- EXERCISE:
Entries follow. Set all of them down as they stand.

- THE INPUT:

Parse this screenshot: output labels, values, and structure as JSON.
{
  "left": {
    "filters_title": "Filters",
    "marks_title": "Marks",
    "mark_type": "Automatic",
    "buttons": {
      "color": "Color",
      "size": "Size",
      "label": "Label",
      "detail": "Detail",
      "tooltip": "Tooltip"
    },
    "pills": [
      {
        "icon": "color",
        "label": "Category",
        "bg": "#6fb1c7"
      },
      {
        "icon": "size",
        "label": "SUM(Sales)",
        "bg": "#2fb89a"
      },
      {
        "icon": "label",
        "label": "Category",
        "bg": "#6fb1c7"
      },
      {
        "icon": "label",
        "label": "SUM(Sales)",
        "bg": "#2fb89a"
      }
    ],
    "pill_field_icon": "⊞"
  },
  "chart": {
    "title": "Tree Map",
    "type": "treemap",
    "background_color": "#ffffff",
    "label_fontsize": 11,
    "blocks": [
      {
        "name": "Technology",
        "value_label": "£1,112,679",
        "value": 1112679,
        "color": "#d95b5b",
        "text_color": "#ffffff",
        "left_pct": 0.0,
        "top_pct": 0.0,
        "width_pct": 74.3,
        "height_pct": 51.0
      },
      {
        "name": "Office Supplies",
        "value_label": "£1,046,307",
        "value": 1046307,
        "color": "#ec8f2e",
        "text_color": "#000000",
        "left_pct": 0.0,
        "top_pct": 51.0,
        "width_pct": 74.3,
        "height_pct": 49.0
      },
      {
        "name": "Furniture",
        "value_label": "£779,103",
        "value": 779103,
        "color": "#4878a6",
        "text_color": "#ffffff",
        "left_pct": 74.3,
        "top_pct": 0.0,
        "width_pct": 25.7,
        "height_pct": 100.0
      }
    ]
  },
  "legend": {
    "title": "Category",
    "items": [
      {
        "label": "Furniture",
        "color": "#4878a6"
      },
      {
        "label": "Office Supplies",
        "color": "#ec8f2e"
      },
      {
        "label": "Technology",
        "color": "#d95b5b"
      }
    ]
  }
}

- RESULT OF THIS TASK:
Parse this screenshot: output labels, values, and structure as JSON.
{
  "left": {
    "filters_title": "Filters",
    "marks_title": "Marks",
    "mark_type": "Automatic",
    "buttons": {
      "color": "Color",
      "size": "Size",
      "label": "Label",
      "detail": "Detail",
      "tooltip": "Tooltip"
    },
    "pills": [
      {
        "icon": "color",
        "label": "Category",
        "bg": "#6fb1c7"
      },
      {
        "icon": "size",
        "label": "SUM(Sales)",
        "bg": "#2fb89a"
      },
      {
        "icon": "label",
        "label": "Category",
        "bg": "#6fb1c7"
      },
      {
        "icon": "label",
        "label": "SUM(Sales)",
        "bg": "#2fb89a"
      }
    ],
    "pill_field_icon": "⊞"
  },
  "chart": {
    "title": "Tree Map",
    "type": "treemap",
    "background_color": "#ffffff",
    "label_fontsize": 11,
    "blocks": [
      {
        "name": "Technology",
        "value_label": "£1,112,679",
        "value": 1112679,
        "color": "#d95b5b",
        "text_color": "#ffffff",
        "left_pct": 0.0,
        "top_pct": 0.0,
        "width_pct": 74.3,
        "height_pct": 51.0
      },
      {
        "name": "Office Supplies",
        "value_label": "£1,046,307",
        "value": 1046307,
        "color": "#ec8f2e",
        "text_color": "#000000",
        "left_pct": 0.0,
        "top_pct": 51.0,
        "width_pct": 74.3,
        "height_pct": 49.0
      },
      {
        "name": "Furniture",
        "value_label": "£779,103",
        "value": 779103,
        "color": "#4878a6",
        "text_color": "#ffffff",
        "left_pct": 74.3,
        "top_pct": 0.0,
        "width_pct": 25.7,
        "height_pct": 100.0
      }
    ]
  },
  "legend": {
    "title": "Category",
    "items": [
      {
        "label": "Furniture",
        "color": "#4878a6"
      },
      {
        "label": "Office Supplies",
        "color": "#ec8f2e"
      },
      {
        "label": "Technology",
        "color": "#d95b5b"
      }
    ]
  }
}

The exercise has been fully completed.